Raw data =>
══════

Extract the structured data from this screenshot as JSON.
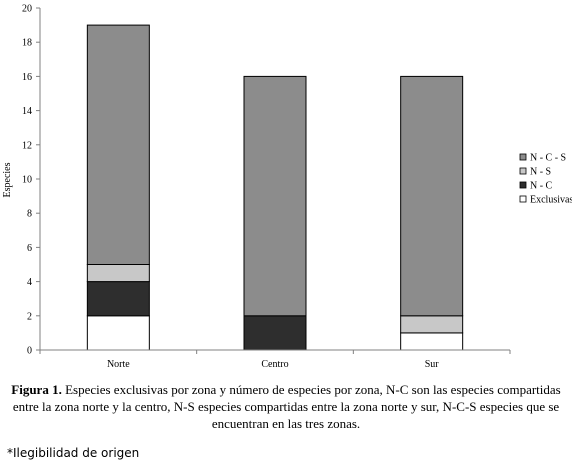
{
  "chart_data": {
    "type": "bar",
    "stacked": true,
    "categories": [
      "Norte",
      "Centro",
      "Sur"
    ],
    "series": [
      {
        "name": "Exclusivas",
        "color": "#ffffff",
        "values": [
          2,
          0,
          1
        ]
      },
      {
        "name": "N - C",
        "color": "#2e2e2e",
        "values": [
          2,
          2,
          0
        ]
      },
      {
        "name": "N - S",
        "color": "#c8c8c8",
        "values": [
          1,
          0,
          1
        ]
      },
      {
        "name": "N - C - S",
        "color": "#8c8c8c",
        "values": [
          14,
          14,
          14
        ]
      }
    ],
    "legend_order": [
      "N - C - S",
      "N - S",
      "N - C",
      "Exclusivas"
    ],
    "legend_position": "right",
    "ylabel": "Especies",
    "xlabel": "",
    "ylim": [
      0,
      20
    ],
    "yticks": [
      "0",
      "2",
      "4",
      "6",
      "8",
      "10",
      "12",
      "14",
      "16",
      "18",
      "20"
    ],
    "grid": false
  },
  "caption": {
    "label": "Figura 1.",
    "text": " Especies exclusivas por zona y número de especies por zona, N-C son las especies compartidas entre la zona norte y la centro, N-S especies compartidas entre la zona norte y sur, N-C-S especies que se encuentran en las tres zonas."
  },
  "note": "*Ilegibilidad de origen"
}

══════

Task directions => Print the full listing exactly, dropping the pictures.

Output below =>
Extract the structured data from this screenshot as JSON.
{
  "chart_data": {
    "type": "bar",
    "stacked": true,
    "categories": [
      "Norte",
      "Centro",
      "Sur"
    ],
    "series": [
      {
        "name": "Exclusivas",
        "color": "#ffffff",
        "values": [
          2,
          0,
          1
        ]
      },
      {
        "name": "N - C",
        "color": "#2e2e2e",
        "values": [
          2,
          2,
          0
        ]
      },
      {
        "name": "N - S",
        "color": "#c8c8c8",
        "values": [
          1,
          0,
          1
        ]
      },
      {
        "name": "N - C - S",
        "color": "#8c8c8c",
        "values": [
          14,
          14,
          14
        ]
      }
    ],
    "legend_order": [
      "N - C - S",
      "N - S",
      "N - C",
      "Exclusivas"
    ],
    "legend_position": "right",
    "ylabel": "Especies",
    "xlabel": "",
    "ylim": [
      0,
      20
    ],
    "yticks": [
      "0",
      "2",
      "4",
      "6",
      "8",
      "10",
      "12",
      "14",
      "16",
      "18",
      "20"
    ],
    "grid": false
  },
  "caption": {
    "label": "Figura 1.",
    "text": " Especies exclusivas por zona y número de especies por zona, N-C son las especies compartidas entre la zona norte y la centro, N-S especies compartidas entre la zona norte y sur, N-C-S especies que se encuentran en las tres zonas."
  },
  "note": "*Ilegibilidad de origen"
}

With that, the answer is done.